Dataset items:
----------------------------------------

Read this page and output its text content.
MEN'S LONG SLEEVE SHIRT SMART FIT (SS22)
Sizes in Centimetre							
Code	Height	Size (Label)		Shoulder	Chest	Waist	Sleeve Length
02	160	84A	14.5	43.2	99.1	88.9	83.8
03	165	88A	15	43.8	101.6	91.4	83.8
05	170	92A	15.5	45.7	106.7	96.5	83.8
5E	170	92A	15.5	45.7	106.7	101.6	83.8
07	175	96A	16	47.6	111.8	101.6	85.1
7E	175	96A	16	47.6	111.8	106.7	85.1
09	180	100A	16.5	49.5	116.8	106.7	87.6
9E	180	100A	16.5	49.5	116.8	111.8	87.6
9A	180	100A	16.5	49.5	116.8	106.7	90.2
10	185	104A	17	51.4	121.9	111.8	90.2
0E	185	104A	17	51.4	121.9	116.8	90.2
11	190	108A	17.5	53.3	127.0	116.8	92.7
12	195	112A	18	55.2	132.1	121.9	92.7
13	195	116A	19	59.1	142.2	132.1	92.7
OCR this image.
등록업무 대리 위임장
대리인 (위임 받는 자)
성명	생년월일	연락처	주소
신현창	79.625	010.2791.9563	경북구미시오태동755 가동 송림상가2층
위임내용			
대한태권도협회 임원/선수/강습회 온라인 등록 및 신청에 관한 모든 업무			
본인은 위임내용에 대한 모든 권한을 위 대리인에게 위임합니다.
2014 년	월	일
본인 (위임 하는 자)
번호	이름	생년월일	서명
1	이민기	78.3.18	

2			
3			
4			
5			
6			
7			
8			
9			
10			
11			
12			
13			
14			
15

----------------------------------------

(OBJECTIVE):
Repeat the records above exactly as they appear.

(TASK SOLUTION):
Read this page and output its text content.
MEN'S LONG SLEEVE SHIRT SMART FIT (SS22)
Sizes in Centimetre							
Code	Height	Size (Label)		Shoulder	Chest	Waist	Sleeve Length
02	160	84A	14.5	43.2	99.1	88.9	83.8
03	165	88A	15	43.8	101.6	91.4	83.8
05	170	92A	15.5	45.7	106.7	96.5	83.8
5E	170	92A	15.5	45.7	106.7	101.6	83.8
07	175	96A	16	47.6	111.8	101.6	85.1
7E	175	96A	16	47.6	111.8	106.7	85.1
09	180	100A	16.5	49.5	116.8	106.7	87.6
9E	180	100A	16.5	49.5	116.8	111.8	87.6
9A	180	100A	16.5	49.5	116.8	106.7	90.2
10	185	104A	17	51.4	121.9	111.8	90.2
0E	185	104A	17	51.4	121.9	116.8	90.2
11	190	108A	17.5	53.3	127.0	116.8	92.7
12	195	112A	18	55.2	132.1	121.9	92.7
13	195	116A	19	59.1	142.2	132.1	92.7
OCR this image.
등록업무 대리 위임장
대리인 (위임 받는 자)
성명	생년월일	연락처	주소
신현창	79.625	010.2791.9563	경북구미시오태동755 가동 송림상가2층
위임내용			
대한태권도협회 임원/선수/강습회 온라인 등록 및 신청에 관한 모든 업무			
본인은 위임내용에 대한 모든 권한을 위 대리인에게 위임합니다.
2014 년	월	일
본인 (위임 하는 자)
번호	이름	생년월일	서명
1	이민기	78.3.18	

2			
3			
4			
5			
6			
7			
8			
9			
10			
11			
12			
13			
14			
15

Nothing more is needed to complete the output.